§ Task objective: Write the number of lines holding the word "loda", and nothing else.

§ Dataset entries:
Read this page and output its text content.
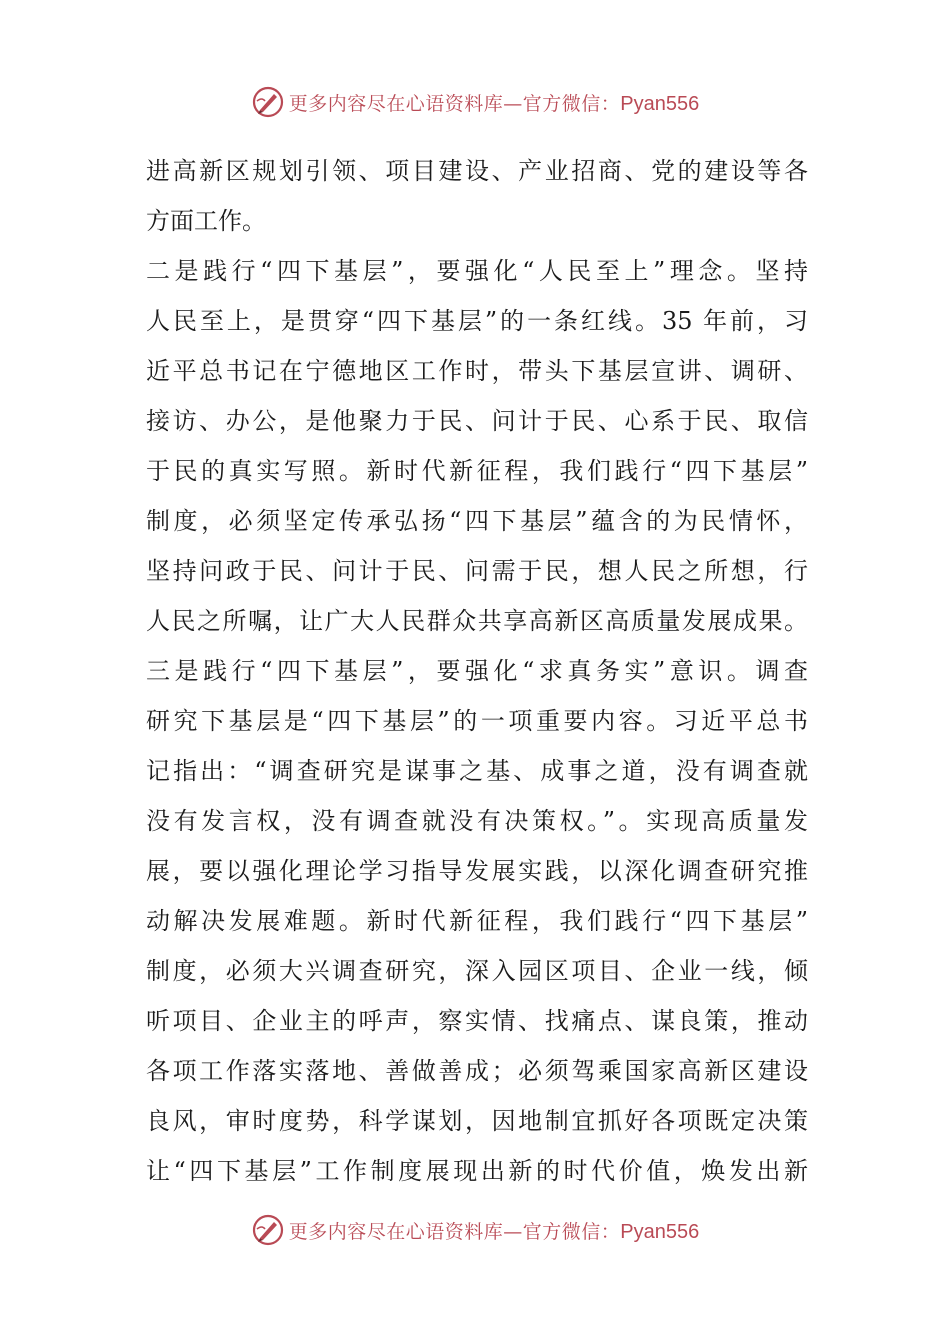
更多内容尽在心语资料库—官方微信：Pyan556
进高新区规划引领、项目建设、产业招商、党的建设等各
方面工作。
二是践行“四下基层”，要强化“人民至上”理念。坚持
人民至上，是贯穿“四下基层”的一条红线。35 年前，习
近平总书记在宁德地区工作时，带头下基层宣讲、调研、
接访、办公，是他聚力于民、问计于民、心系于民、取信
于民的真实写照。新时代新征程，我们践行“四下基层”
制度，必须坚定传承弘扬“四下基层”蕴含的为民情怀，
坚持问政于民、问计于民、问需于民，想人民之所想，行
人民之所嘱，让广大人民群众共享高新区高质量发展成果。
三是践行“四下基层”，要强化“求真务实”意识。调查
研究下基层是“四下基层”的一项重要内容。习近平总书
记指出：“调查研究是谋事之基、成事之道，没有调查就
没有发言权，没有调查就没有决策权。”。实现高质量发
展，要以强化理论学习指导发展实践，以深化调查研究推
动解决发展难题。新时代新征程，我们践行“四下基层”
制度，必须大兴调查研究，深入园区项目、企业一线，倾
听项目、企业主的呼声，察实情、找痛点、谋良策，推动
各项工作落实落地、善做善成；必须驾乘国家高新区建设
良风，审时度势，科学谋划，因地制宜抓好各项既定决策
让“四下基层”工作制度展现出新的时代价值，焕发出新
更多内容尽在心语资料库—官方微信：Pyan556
---
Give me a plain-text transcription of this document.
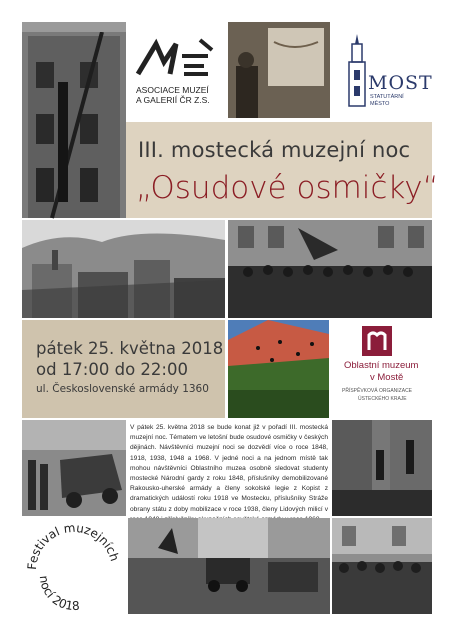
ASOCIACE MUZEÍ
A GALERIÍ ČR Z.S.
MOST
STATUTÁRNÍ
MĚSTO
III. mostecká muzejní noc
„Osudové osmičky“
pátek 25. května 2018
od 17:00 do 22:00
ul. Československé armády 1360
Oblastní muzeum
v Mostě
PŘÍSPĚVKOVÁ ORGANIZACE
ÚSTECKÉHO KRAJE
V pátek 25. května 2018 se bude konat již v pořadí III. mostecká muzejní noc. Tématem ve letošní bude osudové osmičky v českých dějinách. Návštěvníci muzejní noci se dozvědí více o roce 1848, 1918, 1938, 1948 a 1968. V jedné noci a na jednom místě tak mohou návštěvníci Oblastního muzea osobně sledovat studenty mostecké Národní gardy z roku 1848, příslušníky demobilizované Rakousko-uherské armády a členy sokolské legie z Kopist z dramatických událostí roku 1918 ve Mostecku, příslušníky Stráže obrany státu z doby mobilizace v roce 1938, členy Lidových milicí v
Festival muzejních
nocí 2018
...
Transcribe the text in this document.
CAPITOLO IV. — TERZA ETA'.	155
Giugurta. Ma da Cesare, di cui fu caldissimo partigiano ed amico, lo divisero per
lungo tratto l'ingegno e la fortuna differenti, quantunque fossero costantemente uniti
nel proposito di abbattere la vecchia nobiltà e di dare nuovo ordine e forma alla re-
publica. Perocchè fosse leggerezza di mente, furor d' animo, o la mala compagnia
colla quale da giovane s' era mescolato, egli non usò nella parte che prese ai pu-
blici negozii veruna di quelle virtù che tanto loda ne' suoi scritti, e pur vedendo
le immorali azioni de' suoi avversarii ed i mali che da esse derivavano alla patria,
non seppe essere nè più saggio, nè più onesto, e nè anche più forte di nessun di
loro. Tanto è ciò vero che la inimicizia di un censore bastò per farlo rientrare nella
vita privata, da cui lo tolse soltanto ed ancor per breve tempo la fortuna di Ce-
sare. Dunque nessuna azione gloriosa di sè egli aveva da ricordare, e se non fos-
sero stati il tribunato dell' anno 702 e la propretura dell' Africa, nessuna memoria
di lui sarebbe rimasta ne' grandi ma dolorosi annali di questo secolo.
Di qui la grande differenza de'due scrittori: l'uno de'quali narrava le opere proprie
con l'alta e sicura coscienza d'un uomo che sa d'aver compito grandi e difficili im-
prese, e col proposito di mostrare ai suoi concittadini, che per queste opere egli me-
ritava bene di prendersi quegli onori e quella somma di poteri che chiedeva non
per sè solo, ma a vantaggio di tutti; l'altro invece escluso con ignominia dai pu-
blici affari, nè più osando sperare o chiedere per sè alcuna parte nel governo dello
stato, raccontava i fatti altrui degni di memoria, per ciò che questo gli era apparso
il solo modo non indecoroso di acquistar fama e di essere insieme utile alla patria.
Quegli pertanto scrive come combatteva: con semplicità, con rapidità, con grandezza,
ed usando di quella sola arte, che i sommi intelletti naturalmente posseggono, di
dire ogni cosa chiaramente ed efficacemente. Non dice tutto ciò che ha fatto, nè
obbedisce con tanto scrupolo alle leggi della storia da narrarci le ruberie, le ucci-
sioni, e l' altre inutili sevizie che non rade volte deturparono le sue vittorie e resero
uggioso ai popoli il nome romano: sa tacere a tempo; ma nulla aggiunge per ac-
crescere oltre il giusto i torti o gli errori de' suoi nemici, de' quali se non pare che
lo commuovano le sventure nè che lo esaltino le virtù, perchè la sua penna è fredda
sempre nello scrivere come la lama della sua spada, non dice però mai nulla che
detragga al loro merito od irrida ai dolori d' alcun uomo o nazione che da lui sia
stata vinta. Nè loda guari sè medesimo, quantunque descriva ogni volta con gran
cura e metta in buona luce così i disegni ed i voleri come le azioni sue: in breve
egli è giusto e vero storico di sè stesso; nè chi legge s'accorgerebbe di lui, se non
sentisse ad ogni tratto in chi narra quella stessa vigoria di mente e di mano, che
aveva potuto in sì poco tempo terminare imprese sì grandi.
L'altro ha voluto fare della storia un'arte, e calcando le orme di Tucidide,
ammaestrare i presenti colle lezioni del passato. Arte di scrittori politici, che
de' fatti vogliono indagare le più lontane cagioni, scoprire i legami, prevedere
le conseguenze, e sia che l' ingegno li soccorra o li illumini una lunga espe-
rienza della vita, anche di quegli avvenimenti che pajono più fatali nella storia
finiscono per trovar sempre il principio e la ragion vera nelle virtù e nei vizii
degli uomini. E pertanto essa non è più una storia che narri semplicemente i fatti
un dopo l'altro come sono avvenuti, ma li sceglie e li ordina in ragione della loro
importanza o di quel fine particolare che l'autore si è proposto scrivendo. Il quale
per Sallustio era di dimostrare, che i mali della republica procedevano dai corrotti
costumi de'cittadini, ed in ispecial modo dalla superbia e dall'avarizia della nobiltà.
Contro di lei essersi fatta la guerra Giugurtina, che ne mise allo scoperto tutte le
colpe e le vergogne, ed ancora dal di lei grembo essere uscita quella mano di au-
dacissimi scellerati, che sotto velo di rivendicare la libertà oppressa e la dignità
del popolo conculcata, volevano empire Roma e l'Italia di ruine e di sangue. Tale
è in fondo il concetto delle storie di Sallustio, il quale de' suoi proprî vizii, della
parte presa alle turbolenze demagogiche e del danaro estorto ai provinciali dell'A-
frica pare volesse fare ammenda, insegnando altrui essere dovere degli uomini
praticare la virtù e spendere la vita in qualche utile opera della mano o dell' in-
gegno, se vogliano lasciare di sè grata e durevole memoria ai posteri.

§ Full output: 2